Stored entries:
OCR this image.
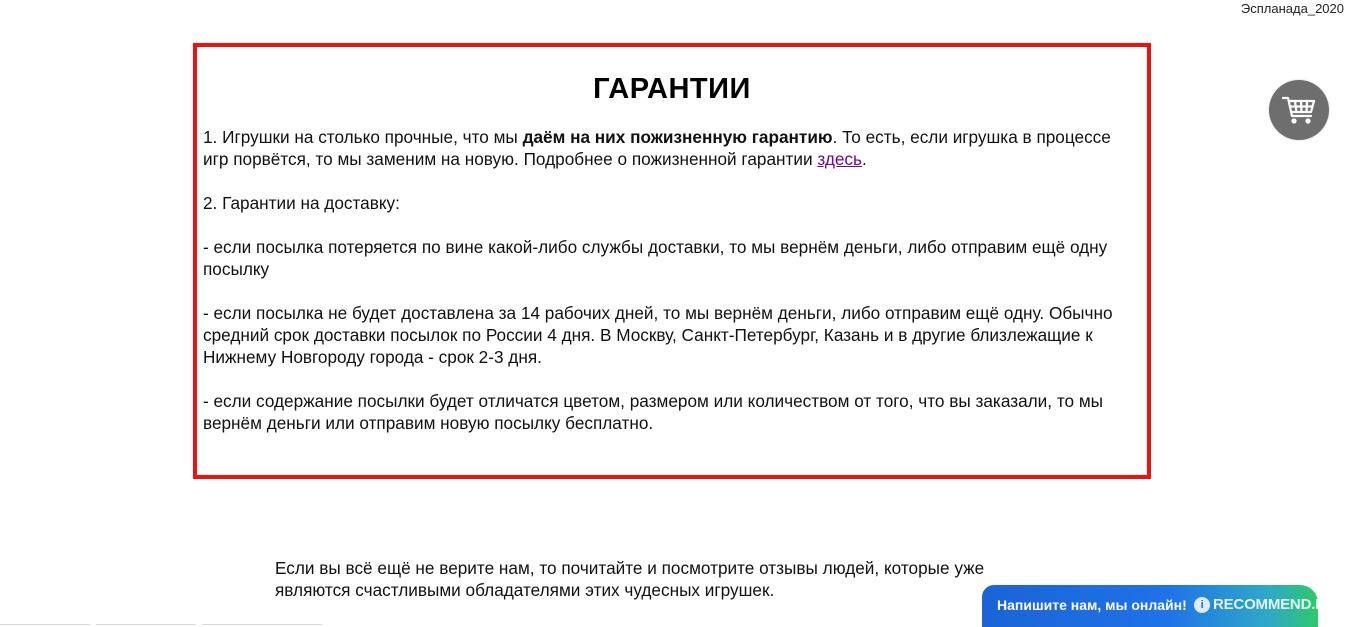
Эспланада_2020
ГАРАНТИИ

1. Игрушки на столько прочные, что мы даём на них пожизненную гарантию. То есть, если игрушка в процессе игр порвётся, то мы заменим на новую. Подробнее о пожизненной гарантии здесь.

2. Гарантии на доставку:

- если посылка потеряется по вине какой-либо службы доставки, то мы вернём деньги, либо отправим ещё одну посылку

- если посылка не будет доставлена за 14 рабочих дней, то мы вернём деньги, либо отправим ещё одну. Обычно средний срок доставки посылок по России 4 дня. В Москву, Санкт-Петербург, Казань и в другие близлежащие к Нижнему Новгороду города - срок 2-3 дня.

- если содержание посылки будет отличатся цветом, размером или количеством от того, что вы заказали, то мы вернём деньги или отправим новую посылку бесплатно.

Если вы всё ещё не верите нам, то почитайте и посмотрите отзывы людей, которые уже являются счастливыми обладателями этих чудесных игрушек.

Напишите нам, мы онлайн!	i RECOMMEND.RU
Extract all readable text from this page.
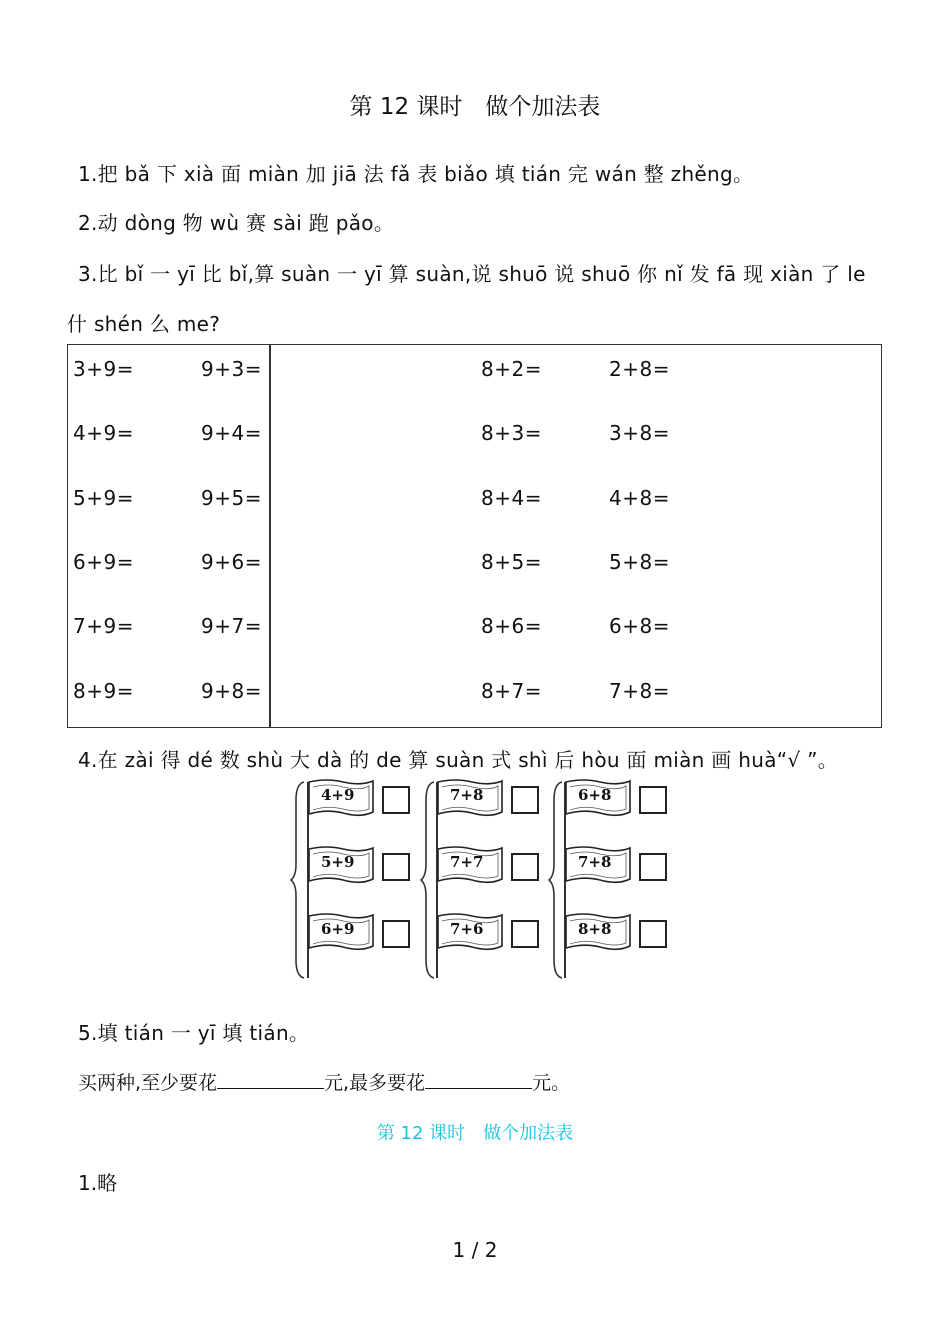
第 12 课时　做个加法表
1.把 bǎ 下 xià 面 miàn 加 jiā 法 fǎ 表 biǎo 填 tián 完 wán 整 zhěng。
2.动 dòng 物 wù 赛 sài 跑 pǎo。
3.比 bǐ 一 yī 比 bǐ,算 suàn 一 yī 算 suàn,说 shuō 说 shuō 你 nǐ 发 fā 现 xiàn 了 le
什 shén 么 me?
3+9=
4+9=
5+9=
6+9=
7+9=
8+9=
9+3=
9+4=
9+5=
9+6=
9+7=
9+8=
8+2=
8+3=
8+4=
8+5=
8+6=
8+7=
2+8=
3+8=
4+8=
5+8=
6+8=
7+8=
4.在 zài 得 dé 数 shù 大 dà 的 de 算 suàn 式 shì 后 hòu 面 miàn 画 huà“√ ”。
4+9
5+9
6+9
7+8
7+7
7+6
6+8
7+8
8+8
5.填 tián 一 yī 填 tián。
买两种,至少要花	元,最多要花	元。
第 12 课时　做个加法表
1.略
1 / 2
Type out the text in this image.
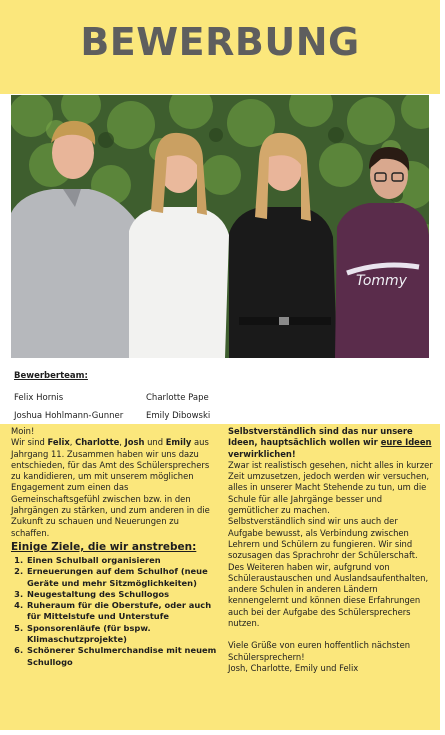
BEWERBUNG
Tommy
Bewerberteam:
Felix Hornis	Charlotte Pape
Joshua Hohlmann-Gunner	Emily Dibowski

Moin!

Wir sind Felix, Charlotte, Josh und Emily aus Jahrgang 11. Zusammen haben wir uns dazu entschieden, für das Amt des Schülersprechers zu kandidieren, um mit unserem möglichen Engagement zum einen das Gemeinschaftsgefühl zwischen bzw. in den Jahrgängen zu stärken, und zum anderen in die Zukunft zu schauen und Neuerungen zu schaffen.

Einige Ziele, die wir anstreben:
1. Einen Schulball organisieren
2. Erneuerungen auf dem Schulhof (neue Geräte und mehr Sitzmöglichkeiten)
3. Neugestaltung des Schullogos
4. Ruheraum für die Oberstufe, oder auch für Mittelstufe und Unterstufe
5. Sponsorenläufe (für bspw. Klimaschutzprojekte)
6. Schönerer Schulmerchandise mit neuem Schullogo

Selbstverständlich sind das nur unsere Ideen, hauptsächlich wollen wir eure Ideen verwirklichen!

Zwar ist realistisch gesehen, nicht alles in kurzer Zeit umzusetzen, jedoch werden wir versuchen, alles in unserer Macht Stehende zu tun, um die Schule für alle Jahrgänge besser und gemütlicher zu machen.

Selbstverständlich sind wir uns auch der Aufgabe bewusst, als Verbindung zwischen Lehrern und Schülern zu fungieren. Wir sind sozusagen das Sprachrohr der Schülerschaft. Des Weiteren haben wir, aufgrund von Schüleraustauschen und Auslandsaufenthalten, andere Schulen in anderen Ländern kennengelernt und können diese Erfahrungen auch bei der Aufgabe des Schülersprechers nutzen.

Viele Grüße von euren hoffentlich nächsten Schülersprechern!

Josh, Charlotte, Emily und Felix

==

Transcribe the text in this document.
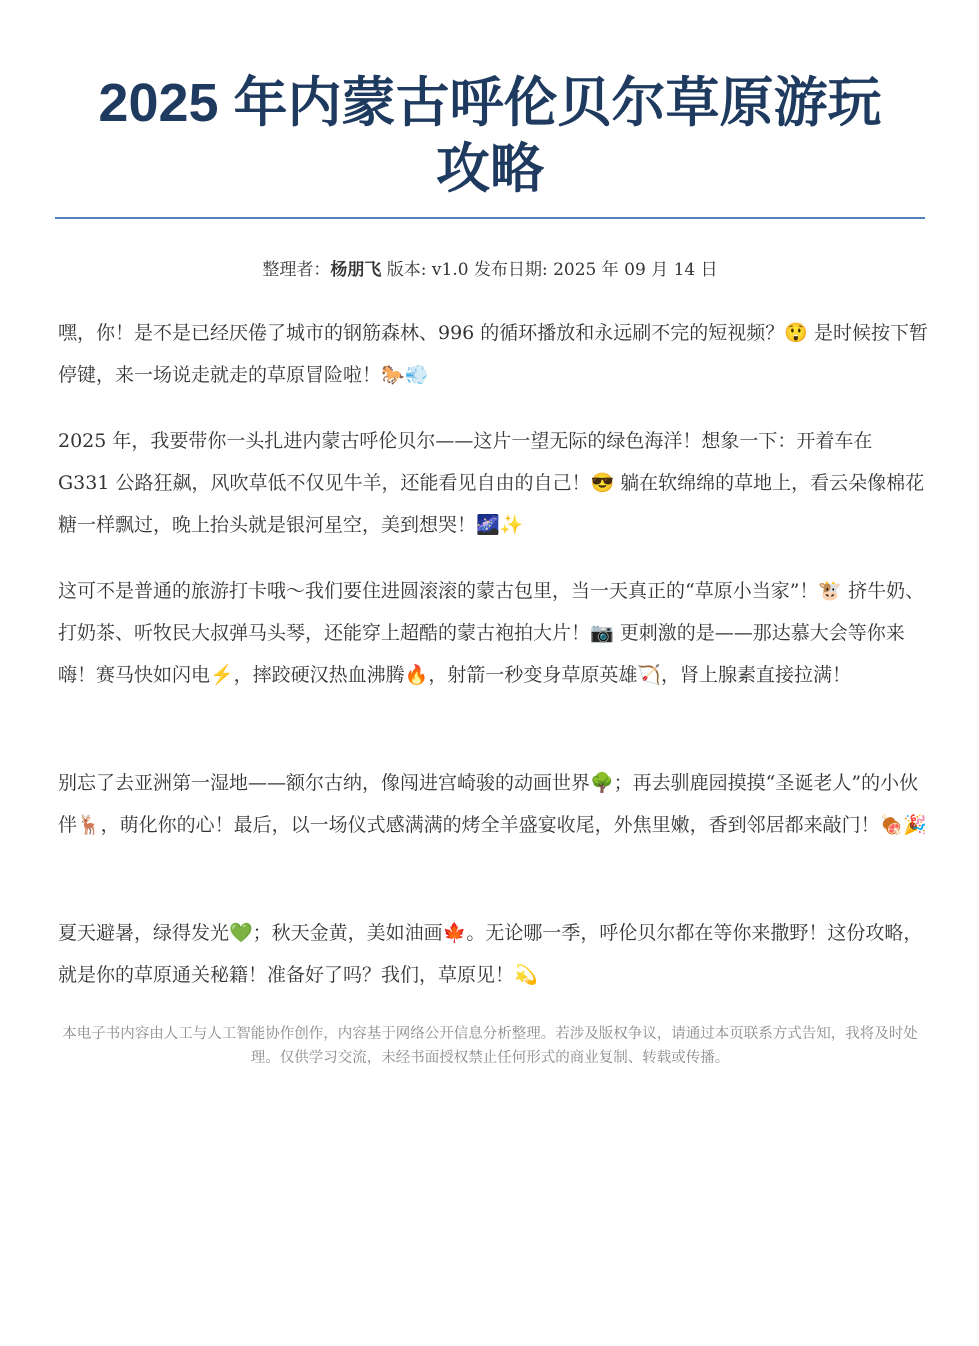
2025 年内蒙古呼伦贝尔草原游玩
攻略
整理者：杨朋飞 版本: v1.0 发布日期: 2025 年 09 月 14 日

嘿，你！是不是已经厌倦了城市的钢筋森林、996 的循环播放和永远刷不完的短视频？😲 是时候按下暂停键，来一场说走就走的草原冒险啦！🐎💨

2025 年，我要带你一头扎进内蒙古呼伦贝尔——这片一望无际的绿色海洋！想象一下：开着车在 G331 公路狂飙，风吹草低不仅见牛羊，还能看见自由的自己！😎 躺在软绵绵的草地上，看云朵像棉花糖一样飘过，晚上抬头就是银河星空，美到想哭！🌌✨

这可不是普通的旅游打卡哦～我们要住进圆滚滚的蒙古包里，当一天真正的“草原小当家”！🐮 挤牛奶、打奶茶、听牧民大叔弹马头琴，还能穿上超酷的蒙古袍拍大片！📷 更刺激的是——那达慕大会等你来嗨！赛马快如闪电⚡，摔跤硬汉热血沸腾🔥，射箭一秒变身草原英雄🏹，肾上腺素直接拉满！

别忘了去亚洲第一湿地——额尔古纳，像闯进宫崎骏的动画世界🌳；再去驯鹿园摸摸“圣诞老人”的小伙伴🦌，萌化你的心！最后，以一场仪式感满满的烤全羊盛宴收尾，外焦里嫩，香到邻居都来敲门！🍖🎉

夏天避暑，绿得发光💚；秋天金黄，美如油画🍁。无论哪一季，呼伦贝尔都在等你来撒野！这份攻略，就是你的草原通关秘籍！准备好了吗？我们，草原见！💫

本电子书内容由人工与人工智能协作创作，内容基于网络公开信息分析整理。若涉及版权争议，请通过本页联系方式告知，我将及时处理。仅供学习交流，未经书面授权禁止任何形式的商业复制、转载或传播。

--

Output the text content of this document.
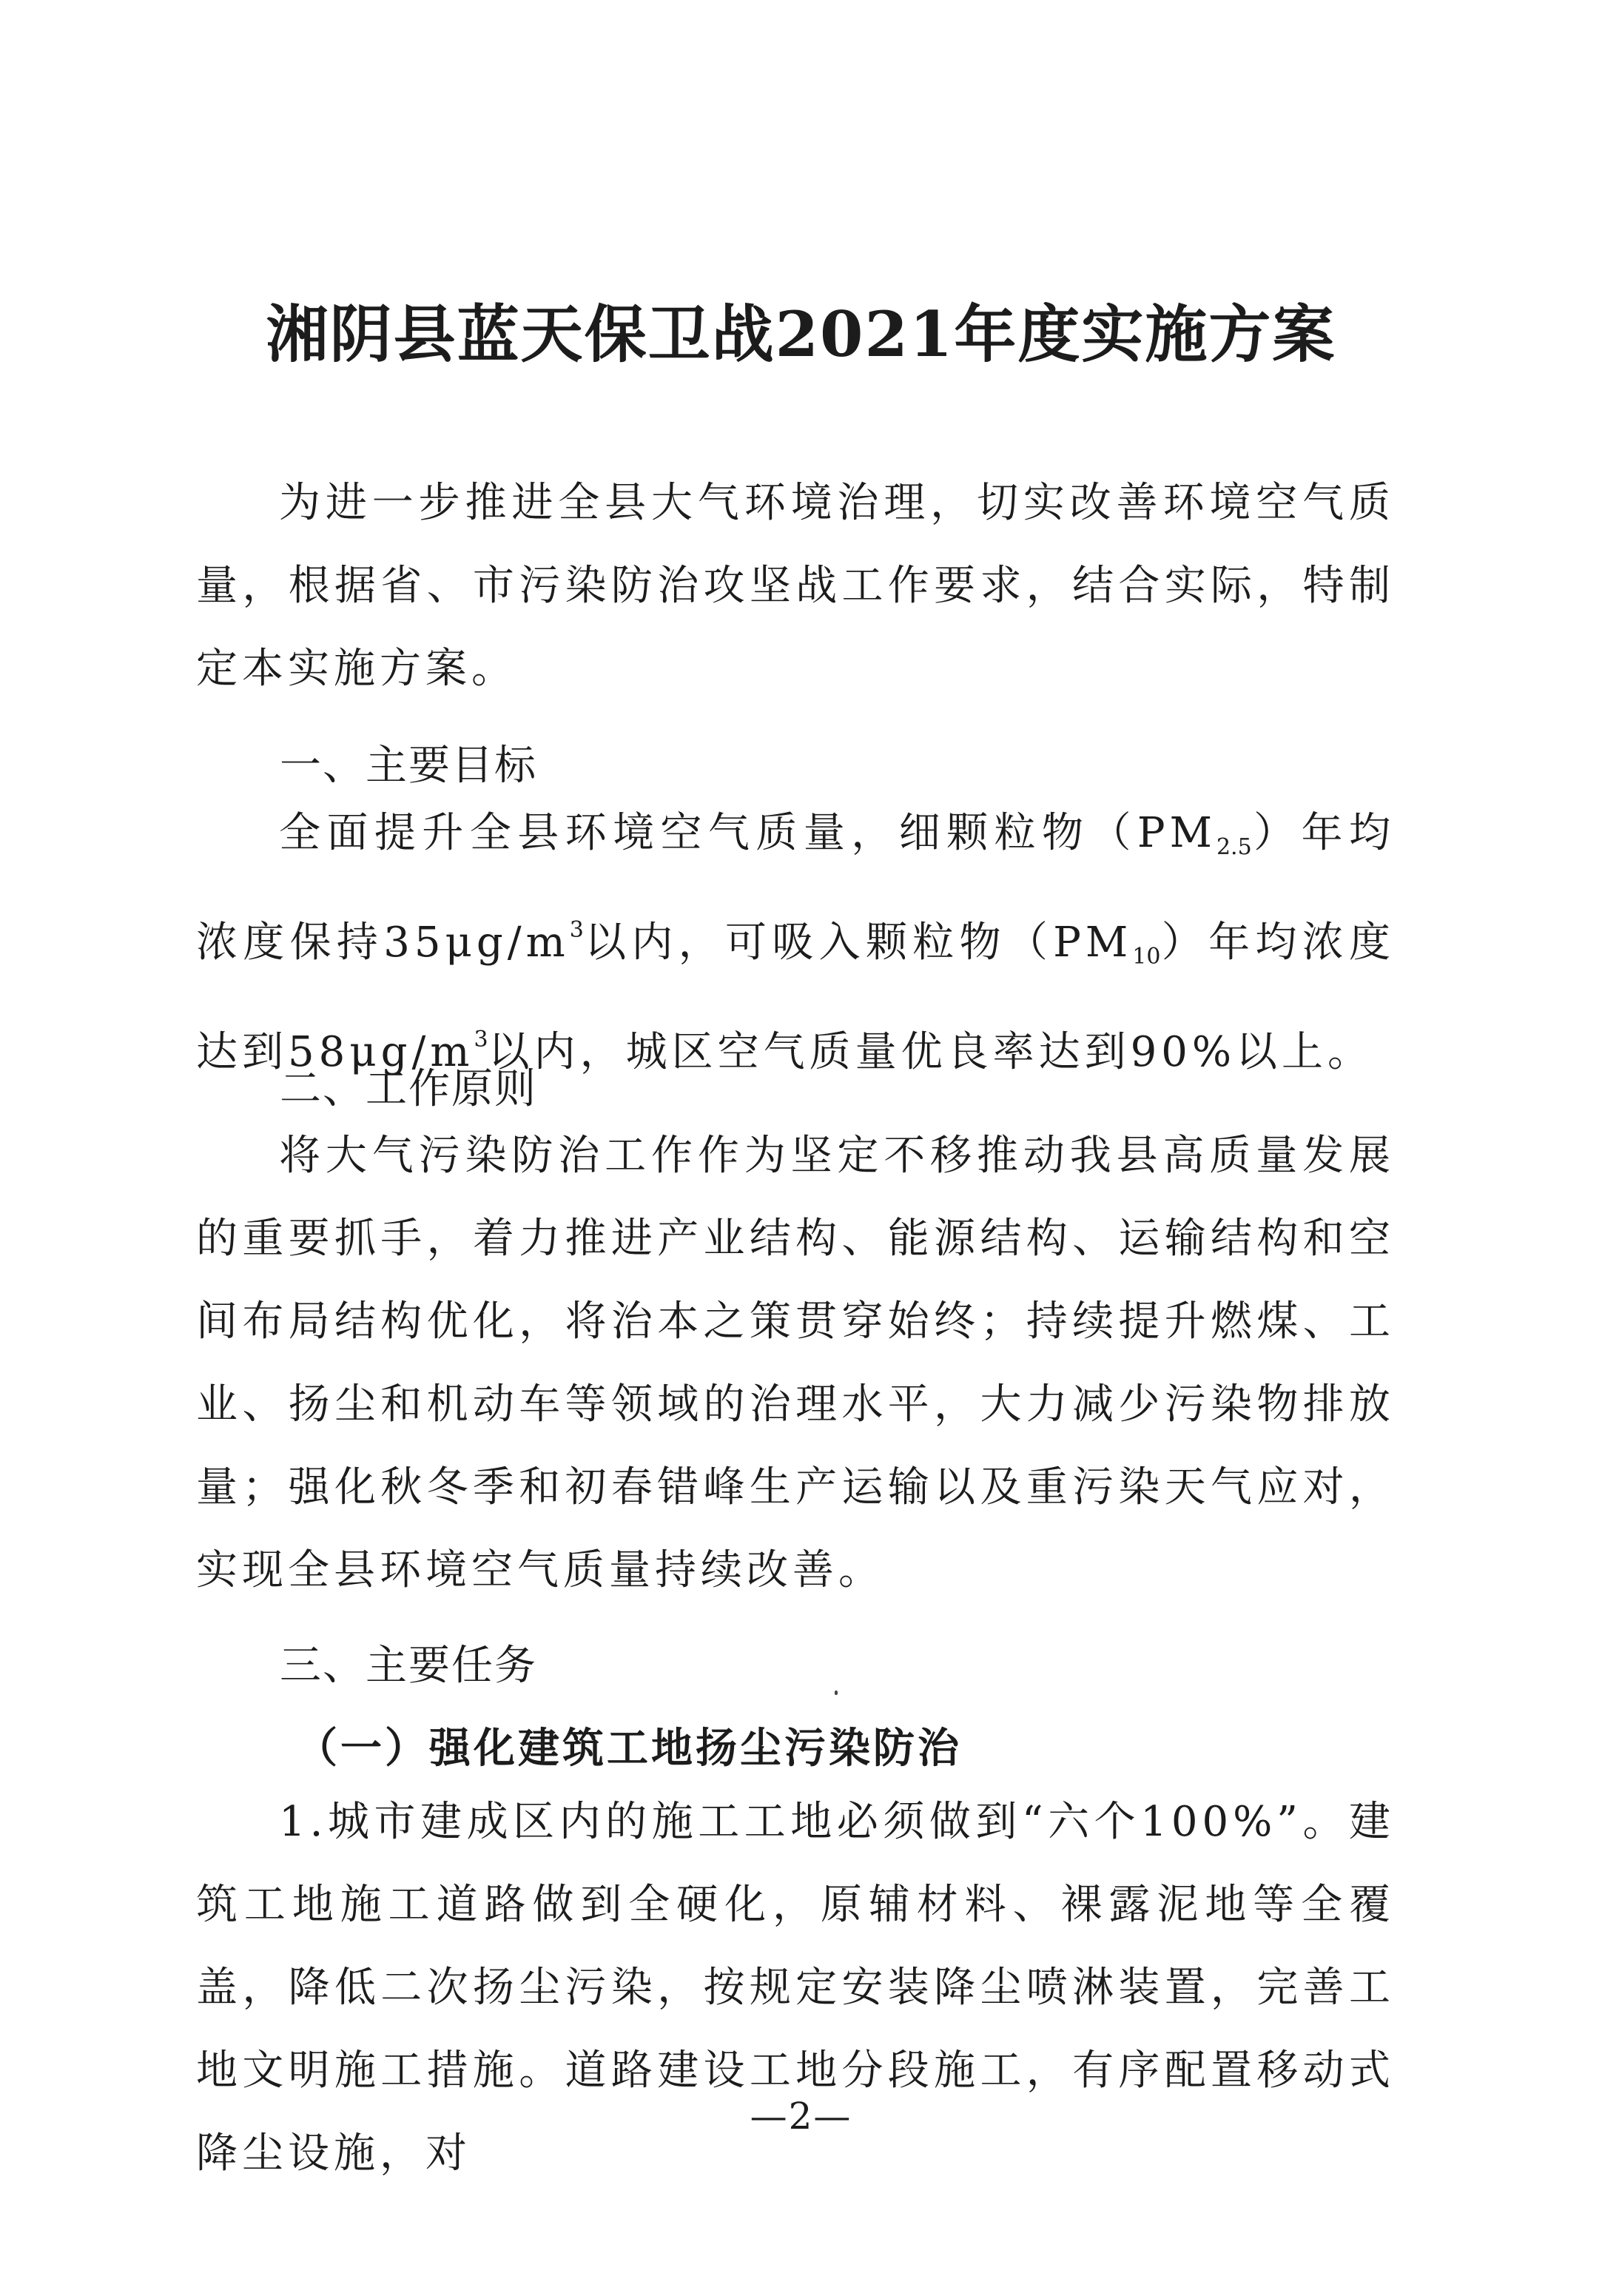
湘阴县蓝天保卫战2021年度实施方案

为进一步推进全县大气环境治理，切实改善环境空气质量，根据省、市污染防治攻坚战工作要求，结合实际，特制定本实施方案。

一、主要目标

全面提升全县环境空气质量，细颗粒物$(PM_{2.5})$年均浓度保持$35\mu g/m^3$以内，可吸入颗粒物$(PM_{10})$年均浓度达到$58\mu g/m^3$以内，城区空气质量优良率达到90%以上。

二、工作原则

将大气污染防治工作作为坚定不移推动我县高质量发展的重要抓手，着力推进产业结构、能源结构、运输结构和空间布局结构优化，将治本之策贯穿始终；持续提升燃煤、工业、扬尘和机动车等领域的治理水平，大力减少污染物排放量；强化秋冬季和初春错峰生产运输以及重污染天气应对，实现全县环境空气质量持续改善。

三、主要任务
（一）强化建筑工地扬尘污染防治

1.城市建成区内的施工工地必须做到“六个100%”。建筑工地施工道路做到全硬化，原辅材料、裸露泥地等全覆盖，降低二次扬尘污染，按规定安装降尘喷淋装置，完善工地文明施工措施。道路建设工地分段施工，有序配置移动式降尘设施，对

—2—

# TASK GOAL:
Each line containing the word "suàn" counts once; report the total alone.

# RIGHT ANSWER:
2